[Raw records]

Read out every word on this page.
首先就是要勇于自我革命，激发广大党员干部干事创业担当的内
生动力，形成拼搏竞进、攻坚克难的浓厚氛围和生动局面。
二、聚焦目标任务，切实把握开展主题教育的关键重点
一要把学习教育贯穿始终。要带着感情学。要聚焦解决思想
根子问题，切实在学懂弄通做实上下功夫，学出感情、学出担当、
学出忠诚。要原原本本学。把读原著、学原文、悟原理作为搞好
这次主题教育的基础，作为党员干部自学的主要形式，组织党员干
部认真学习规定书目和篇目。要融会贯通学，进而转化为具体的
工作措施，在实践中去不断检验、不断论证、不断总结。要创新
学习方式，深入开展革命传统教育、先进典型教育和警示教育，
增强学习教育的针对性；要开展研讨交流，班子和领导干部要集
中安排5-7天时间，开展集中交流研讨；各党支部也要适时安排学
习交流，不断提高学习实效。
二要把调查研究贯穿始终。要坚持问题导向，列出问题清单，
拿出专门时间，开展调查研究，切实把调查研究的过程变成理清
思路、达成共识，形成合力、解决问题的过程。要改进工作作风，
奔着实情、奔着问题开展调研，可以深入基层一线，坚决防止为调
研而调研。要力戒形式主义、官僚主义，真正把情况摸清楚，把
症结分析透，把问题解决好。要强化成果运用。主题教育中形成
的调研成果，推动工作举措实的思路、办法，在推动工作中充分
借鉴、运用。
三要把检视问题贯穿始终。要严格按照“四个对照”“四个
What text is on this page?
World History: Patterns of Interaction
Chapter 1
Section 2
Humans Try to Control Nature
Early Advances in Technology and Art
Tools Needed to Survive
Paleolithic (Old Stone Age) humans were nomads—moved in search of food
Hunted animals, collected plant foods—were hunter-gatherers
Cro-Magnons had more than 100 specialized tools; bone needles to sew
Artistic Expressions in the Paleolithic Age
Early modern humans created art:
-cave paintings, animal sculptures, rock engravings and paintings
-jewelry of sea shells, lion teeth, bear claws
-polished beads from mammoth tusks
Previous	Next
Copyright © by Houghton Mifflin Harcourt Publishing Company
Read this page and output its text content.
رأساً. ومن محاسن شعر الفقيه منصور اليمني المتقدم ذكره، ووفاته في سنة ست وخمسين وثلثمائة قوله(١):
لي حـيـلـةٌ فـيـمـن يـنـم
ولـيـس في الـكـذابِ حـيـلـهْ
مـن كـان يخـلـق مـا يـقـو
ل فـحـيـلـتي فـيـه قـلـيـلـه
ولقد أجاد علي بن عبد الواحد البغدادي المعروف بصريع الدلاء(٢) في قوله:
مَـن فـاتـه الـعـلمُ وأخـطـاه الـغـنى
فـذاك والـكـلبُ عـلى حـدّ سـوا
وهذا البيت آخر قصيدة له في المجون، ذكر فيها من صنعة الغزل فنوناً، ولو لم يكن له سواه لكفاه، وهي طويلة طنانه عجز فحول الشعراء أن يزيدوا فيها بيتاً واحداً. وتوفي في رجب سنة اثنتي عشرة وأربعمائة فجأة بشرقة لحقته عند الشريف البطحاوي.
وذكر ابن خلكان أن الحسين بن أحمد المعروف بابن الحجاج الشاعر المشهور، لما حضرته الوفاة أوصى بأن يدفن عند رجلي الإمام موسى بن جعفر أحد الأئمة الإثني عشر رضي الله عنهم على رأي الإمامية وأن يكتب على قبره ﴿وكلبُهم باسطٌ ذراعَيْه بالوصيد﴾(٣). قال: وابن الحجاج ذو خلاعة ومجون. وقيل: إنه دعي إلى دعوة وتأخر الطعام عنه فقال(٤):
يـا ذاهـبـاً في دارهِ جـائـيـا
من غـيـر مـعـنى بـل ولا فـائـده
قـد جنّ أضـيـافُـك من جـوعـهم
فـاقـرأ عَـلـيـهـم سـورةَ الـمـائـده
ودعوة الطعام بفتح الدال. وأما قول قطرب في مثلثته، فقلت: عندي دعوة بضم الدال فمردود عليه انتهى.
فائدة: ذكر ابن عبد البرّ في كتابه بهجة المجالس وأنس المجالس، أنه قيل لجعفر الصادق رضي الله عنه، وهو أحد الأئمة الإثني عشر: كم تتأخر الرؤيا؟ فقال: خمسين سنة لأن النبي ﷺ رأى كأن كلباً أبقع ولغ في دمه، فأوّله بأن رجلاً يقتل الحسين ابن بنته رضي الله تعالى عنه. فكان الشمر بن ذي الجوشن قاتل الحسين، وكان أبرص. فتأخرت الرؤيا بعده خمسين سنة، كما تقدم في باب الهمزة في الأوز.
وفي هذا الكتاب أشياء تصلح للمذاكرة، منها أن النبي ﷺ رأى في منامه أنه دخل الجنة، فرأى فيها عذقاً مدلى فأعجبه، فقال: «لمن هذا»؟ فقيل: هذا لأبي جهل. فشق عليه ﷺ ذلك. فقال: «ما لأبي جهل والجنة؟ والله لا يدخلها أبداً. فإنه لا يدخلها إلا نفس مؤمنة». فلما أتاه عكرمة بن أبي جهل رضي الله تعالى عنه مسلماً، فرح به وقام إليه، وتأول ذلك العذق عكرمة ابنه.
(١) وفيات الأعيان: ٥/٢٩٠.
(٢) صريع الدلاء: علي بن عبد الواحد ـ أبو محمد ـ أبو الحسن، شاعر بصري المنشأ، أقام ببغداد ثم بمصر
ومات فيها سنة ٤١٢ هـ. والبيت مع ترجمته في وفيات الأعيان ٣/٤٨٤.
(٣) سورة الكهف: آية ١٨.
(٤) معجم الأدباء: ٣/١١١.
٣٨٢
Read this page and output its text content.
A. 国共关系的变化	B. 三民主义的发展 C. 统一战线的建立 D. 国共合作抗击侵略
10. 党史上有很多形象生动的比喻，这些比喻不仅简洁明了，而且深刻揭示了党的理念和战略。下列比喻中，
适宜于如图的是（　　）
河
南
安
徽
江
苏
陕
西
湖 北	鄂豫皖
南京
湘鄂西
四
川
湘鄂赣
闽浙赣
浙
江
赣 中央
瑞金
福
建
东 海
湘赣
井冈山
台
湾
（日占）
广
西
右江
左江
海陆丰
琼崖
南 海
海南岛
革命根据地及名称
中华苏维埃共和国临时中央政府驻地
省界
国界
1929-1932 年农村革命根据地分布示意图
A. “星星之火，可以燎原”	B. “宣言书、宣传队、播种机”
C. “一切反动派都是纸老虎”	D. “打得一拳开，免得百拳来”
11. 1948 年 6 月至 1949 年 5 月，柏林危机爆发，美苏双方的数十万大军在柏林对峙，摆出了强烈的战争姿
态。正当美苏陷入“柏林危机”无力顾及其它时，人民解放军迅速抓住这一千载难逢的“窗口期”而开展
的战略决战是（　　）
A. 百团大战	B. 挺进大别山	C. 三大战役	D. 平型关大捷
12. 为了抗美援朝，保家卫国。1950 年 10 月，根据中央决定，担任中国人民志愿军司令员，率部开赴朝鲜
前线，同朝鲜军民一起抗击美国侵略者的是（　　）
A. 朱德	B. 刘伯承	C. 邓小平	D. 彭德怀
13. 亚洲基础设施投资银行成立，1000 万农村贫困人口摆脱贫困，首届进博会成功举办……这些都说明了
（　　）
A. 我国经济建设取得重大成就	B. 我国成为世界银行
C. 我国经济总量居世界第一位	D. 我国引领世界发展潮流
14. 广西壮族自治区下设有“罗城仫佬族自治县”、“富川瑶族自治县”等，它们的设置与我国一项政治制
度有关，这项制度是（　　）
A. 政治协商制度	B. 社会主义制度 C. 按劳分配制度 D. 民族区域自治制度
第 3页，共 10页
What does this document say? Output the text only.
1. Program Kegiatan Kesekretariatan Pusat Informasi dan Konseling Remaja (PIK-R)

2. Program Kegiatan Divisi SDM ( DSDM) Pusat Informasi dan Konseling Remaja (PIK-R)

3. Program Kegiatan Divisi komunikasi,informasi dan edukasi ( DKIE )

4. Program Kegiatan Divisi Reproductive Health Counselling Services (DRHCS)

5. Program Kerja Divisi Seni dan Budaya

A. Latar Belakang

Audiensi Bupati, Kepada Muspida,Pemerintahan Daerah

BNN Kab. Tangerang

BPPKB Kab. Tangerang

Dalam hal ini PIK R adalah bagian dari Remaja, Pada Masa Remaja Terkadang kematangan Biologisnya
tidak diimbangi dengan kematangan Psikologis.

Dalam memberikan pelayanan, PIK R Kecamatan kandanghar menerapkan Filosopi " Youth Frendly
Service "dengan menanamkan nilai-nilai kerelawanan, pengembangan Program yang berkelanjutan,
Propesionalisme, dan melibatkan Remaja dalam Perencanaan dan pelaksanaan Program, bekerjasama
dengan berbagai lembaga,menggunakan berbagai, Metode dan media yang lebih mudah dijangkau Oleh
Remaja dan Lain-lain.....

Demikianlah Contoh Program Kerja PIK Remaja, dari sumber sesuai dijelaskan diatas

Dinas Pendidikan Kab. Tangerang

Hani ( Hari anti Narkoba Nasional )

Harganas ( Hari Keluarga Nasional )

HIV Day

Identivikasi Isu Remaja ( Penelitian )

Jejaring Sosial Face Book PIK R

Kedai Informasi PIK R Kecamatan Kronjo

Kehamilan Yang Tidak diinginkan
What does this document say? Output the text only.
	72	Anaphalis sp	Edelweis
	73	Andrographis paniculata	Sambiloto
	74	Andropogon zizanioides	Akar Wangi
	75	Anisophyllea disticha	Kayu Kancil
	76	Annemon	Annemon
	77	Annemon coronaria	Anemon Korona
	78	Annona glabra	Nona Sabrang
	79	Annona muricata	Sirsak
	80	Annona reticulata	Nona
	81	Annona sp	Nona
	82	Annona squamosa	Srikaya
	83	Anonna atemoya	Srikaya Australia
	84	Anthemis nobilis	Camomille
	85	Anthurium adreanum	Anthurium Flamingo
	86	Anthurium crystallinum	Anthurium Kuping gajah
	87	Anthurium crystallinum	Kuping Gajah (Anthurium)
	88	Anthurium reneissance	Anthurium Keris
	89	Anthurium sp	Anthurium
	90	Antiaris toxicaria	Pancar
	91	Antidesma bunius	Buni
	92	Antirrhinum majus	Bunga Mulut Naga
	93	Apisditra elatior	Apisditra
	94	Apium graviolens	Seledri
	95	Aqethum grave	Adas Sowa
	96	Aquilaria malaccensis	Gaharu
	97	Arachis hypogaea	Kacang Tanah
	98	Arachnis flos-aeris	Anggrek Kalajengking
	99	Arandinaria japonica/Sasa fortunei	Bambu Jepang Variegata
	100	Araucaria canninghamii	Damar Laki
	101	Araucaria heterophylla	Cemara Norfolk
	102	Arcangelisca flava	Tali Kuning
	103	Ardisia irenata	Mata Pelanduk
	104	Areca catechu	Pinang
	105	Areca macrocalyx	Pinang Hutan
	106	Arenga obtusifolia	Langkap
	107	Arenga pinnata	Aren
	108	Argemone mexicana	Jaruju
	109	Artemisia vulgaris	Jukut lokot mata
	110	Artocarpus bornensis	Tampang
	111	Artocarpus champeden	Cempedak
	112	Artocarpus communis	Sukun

Prompt:
Among the entries, how many lines contain the string "Arenga"? Give the number without anything else.

Answer:
2